── Data lines ──

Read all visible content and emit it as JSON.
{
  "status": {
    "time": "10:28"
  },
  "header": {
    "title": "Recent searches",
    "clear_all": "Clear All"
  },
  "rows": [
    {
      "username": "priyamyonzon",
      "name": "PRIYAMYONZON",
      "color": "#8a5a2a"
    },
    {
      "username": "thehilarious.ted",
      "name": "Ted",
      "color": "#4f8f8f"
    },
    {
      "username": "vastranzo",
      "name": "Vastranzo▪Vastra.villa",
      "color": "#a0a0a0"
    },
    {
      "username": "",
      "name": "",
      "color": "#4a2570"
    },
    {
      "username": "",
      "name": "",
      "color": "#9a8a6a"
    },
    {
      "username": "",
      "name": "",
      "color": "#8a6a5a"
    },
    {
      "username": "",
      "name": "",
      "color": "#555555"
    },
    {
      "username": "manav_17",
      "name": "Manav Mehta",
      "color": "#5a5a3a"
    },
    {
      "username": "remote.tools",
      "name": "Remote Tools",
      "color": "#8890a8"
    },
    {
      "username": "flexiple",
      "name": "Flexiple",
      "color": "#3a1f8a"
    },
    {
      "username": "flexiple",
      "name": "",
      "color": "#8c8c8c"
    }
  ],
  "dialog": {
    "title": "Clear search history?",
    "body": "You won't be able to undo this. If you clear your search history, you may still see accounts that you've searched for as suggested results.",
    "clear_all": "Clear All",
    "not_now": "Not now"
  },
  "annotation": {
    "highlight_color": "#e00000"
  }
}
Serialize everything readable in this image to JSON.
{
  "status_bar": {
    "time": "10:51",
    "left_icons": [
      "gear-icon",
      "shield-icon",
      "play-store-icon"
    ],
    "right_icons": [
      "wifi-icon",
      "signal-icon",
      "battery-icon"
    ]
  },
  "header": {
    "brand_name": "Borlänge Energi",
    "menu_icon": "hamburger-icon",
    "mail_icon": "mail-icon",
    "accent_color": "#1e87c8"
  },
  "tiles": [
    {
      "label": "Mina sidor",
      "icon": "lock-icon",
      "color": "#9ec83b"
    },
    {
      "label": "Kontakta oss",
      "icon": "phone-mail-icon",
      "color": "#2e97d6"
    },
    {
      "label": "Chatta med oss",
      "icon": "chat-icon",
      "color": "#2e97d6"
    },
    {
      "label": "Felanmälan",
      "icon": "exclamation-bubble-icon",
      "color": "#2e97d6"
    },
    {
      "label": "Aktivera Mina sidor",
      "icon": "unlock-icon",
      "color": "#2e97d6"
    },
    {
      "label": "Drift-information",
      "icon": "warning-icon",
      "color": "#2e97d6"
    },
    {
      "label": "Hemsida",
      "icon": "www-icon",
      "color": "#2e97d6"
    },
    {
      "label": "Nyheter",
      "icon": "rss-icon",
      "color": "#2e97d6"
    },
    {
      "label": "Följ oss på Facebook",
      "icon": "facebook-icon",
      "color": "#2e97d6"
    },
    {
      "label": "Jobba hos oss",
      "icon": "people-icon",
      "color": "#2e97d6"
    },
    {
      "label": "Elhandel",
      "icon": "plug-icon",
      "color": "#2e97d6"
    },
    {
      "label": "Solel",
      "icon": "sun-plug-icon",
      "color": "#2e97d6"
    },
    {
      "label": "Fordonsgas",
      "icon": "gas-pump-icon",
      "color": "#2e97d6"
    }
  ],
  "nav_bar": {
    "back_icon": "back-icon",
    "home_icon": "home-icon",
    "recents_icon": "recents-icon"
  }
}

───

Reproduce all the data word for word.

Result:
Read all visible content and emit it as JSON.
{
  "status": {
    "time": "10:28"
  },
  "header": {
    "title": "Recent searches",
    "clear_all": "Clear All"
  },
  "rows": [
    {
      "username": "priyamyonzon",
      "name": "PRIYAMYONZON",
      "color": "#8a5a2a"
    },
    {
      "username": "thehilarious.ted",
      "name": "Ted",
      "color": "#4f8f8f"
    },
    {
      "username": "vastranzo",
      "name": "Vastranzo▪Vastra.villa",
      "color": "#a0a0a0"
    },
    {
      "username": "",
      "name": "",
      "color": "#4a2570"
    },
    {
      "username": "",
      "name": "",
      "color": "#9a8a6a"
    },
    {
      "username": "",
      "name": "",
      "color": "#8a6a5a"
    },
    {
      "username": "",
      "name": "",
      "color": "#555555"
    },
    {
      "username": "manav_17",
      "name": "Manav Mehta",
      "color": "#5a5a3a"
    },
    {
      "username": "remote.tools",
      "name": "Remote Tools",
      "color": "#8890a8"
    },
    {
      "username": "flexiple",
      "name": "Flexiple",
      "color": "#3a1f8a"
    },
    {
      "username": "flexiple",
      "name": "",
      "color": "#8c8c8c"
    }
  ],
  "dialog": {
    "title": "Clear search history?",
    "body": "You won't be able to undo this. If you clear your search history, you may still see accounts that you've searched for as suggested results.",
    "clear_all": "Clear All",
    "not_now": "Not now"
  },
  "annotation": {
    "highlight_color": "#e00000"
  }
}
Serialize everything readable in this image to JSON.
{
  "status_bar": {
    "time": "10:51",
    "left_icons": [
      "gear-icon",
      "shield-icon",
      "play-store-icon"
    ],
    "right_icons": [
      "wifi-icon",
      "signal-icon",
      "battery-icon"
    ]
  },
  "header": {
    "brand_name": "Borlänge Energi",
    "menu_icon": "hamburger-icon",
    "mail_icon": "mail-icon",
    "accent_color": "#1e87c8"
  },
  "tiles": [
    {
      "label": "Mina sidor",
      "icon": "lock-icon",
      "color": "#9ec83b"
    },
    {
      "label": "Kontakta oss",
      "icon": "phone-mail-icon",
      "color": "#2e97d6"
    },
    {
      "label": "Chatta med oss",
      "icon": "chat-icon",
      "color": "#2e97d6"
    },
    {
      "label": "Felanmälan",
      "icon": "exclamation-bubble-icon",
      "color": "#2e97d6"
    },
    {
      "label": "Aktivera Mina sidor",
      "icon": "unlock-icon",
      "color": "#2e97d6"
    },
    {
      "label": "Drift-information",
      "icon": "warning-icon",
      "color": "#2e97d6"
    },
    {
      "label": "Hemsida",
      "icon": "www-icon",
      "color": "#2e97d6"
    },
    {
      "label": "Nyheter",
      "icon": "rss-icon",
      "color": "#2e97d6"
    },
    {
      "label": "Följ oss på Facebook",
      "icon": "facebook-icon",
      "color": "#2e97d6"
    },
    {
      "label": "Jobba hos oss",
      "icon": "people-icon",
      "color": "#2e97d6"
    },
    {
      "label": "Elhandel",
      "icon": "plug-icon",
      "color": "#2e97d6"
    },
    {
      "label": "Solel",
      "icon": "sun-plug-icon",
      "color": "#2e97d6"
    },
    {
      "label": "Fordonsgas",
      "icon": "gas-pump-icon",
      "color": "#2e97d6"
    }
  ],
  "nav_bar": {
    "back_icon": "back-icon",
    "home_icon": "home-icon",
    "recents_icon": "recents-icon"
  }
}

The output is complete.